*Request*:
Copy all lines below containing "main".

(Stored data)
============

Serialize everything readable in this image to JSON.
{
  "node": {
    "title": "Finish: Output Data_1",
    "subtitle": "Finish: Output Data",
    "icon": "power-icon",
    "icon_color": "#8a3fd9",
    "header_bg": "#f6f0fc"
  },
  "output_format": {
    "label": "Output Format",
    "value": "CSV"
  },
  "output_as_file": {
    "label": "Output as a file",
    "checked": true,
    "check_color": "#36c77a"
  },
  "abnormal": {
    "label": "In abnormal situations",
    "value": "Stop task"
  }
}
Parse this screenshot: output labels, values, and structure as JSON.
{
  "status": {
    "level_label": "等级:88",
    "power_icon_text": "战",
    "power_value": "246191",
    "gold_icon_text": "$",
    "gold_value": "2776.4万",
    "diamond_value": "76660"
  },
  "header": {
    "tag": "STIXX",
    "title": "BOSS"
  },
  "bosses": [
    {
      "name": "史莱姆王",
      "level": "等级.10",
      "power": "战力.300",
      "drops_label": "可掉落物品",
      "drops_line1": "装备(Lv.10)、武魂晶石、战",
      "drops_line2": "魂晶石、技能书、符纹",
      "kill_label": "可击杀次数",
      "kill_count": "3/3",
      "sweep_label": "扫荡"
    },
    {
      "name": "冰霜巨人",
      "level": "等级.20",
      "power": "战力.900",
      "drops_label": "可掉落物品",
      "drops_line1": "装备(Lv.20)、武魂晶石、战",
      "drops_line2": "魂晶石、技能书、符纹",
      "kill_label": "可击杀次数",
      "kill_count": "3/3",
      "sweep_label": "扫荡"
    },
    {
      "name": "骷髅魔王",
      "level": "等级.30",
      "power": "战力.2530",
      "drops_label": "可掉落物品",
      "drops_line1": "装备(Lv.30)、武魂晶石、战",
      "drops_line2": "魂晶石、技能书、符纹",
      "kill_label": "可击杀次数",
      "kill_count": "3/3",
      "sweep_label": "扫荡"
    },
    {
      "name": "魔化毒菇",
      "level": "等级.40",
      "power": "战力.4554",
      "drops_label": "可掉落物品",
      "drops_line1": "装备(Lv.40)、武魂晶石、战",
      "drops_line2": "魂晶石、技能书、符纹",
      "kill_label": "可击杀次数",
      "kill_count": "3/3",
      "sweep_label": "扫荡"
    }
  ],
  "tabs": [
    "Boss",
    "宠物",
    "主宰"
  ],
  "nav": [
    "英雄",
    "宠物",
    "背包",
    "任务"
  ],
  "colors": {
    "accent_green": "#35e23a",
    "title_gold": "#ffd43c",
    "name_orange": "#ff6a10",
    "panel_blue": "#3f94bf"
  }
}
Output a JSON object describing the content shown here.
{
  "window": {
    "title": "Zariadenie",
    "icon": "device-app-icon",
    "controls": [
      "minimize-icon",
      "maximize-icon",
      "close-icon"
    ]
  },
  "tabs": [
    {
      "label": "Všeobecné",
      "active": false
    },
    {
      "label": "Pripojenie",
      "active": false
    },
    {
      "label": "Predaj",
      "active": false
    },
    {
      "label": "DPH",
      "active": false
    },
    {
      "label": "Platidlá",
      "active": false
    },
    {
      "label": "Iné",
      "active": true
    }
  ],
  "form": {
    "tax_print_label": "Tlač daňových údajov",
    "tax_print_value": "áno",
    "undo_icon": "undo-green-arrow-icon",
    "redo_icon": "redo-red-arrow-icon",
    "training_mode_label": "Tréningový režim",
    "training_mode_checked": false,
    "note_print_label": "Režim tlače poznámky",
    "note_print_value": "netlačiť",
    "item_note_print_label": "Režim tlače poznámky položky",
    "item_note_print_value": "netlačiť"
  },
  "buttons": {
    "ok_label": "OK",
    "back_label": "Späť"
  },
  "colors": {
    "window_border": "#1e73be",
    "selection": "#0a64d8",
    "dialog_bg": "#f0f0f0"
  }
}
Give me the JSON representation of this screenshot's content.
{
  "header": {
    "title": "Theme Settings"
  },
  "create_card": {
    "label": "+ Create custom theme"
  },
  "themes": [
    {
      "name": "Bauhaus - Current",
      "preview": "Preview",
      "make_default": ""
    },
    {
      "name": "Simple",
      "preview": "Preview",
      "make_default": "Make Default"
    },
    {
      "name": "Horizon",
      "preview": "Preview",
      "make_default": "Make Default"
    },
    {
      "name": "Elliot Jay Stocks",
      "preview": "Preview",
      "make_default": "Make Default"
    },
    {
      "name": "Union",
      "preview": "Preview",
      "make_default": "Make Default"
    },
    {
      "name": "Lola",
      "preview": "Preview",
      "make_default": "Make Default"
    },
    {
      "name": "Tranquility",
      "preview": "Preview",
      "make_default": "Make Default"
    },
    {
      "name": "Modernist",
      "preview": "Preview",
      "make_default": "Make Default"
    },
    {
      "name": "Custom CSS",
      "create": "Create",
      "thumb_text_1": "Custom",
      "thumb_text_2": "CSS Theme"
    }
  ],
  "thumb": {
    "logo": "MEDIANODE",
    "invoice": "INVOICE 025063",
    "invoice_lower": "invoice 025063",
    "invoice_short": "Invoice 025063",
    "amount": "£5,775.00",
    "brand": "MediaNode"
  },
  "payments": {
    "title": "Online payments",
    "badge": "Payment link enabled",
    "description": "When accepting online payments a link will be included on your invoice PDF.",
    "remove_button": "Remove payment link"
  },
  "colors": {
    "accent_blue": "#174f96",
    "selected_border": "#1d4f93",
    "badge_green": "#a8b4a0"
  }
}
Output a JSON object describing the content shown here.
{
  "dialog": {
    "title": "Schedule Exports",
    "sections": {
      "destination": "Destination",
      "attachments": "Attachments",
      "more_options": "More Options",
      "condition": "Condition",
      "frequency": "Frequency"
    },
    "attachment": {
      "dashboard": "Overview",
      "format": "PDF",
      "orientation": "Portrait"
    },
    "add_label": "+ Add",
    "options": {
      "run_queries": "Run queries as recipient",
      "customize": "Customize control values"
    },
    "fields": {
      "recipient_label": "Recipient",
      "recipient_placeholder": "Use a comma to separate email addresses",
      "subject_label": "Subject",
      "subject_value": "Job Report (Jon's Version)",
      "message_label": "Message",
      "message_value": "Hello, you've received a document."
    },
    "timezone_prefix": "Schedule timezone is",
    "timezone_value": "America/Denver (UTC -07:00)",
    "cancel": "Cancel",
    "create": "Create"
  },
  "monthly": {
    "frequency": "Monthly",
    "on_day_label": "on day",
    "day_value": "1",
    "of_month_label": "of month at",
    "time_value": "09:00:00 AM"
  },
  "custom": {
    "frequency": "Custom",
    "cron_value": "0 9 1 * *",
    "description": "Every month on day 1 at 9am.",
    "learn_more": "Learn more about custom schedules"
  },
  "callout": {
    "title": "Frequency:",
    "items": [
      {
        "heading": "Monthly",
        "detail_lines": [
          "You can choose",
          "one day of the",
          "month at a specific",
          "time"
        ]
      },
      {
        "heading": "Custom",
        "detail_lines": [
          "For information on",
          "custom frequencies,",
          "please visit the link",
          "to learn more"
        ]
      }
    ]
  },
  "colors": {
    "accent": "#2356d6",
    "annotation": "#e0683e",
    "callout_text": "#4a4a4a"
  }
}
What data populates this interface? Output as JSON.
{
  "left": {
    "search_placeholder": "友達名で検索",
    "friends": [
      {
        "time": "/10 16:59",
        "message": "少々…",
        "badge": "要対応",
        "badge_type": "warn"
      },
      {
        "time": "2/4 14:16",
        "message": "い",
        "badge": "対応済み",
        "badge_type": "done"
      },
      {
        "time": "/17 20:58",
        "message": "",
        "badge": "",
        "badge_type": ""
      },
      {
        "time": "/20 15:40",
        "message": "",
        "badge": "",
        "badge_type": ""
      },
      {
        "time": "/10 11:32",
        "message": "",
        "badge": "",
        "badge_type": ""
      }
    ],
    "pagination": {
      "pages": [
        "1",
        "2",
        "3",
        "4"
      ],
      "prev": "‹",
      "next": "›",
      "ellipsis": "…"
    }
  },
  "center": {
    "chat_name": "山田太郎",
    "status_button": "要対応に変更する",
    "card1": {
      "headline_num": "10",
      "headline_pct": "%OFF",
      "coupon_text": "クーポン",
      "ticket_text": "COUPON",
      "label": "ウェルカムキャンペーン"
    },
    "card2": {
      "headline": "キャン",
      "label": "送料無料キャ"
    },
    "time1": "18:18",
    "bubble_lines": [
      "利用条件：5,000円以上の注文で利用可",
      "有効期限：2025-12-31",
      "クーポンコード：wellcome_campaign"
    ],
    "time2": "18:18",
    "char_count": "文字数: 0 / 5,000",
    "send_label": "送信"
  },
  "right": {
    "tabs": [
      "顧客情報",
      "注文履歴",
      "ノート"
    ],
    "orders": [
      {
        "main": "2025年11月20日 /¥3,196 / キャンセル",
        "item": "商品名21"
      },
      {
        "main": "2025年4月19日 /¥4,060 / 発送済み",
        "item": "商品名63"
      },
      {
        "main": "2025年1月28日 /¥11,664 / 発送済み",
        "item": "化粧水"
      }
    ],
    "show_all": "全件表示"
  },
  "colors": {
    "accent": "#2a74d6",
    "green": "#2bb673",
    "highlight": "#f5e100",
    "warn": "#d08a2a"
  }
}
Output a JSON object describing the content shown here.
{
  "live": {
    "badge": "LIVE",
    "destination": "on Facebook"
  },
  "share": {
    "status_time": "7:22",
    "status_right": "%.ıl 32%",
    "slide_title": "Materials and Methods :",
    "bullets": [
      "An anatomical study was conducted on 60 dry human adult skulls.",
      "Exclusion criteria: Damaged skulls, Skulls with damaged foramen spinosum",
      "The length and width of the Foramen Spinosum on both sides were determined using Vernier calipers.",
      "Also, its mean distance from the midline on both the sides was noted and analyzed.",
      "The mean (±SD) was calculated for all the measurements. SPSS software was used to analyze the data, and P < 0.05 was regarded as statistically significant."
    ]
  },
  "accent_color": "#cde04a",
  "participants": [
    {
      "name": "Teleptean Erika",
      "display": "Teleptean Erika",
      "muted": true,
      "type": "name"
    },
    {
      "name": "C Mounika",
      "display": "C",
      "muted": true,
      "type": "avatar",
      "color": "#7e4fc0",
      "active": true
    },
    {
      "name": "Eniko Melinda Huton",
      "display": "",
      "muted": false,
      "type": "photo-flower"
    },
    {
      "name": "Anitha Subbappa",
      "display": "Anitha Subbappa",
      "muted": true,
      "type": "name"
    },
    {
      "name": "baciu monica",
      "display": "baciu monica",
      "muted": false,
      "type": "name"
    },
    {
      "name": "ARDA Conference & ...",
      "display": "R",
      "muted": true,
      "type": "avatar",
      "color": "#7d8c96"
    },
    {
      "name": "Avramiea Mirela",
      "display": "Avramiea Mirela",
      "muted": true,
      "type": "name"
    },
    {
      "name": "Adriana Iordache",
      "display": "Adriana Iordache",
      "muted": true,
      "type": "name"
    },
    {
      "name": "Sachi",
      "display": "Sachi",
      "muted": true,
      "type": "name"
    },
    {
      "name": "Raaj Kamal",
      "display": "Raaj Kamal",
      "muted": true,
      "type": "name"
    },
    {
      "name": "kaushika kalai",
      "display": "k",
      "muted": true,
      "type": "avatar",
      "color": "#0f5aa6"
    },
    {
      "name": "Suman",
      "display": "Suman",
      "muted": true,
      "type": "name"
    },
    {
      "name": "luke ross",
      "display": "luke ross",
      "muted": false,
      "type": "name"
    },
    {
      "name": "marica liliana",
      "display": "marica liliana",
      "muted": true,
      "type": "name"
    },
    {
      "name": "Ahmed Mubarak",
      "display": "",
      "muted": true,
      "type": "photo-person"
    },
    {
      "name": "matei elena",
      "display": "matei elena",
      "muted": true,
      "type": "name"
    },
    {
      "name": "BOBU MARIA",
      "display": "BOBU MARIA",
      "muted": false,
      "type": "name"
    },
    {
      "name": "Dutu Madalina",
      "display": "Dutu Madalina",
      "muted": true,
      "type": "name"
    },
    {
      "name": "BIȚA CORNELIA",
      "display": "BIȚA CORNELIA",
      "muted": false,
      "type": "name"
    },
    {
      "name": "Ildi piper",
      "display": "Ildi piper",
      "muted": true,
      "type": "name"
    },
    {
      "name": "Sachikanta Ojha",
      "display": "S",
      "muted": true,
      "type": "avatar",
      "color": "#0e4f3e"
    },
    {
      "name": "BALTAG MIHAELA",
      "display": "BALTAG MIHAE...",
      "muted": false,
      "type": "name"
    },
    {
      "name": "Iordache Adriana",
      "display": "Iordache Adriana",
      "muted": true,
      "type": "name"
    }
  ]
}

============

*The completed task*:
        "main": "2025年11月20日 /¥3,196 / キャンセル",
        "main": "2025年4月19日 /¥4,060 / 発送済み",
        "main": "2025年1月28日 /¥11,664 / 発送済み",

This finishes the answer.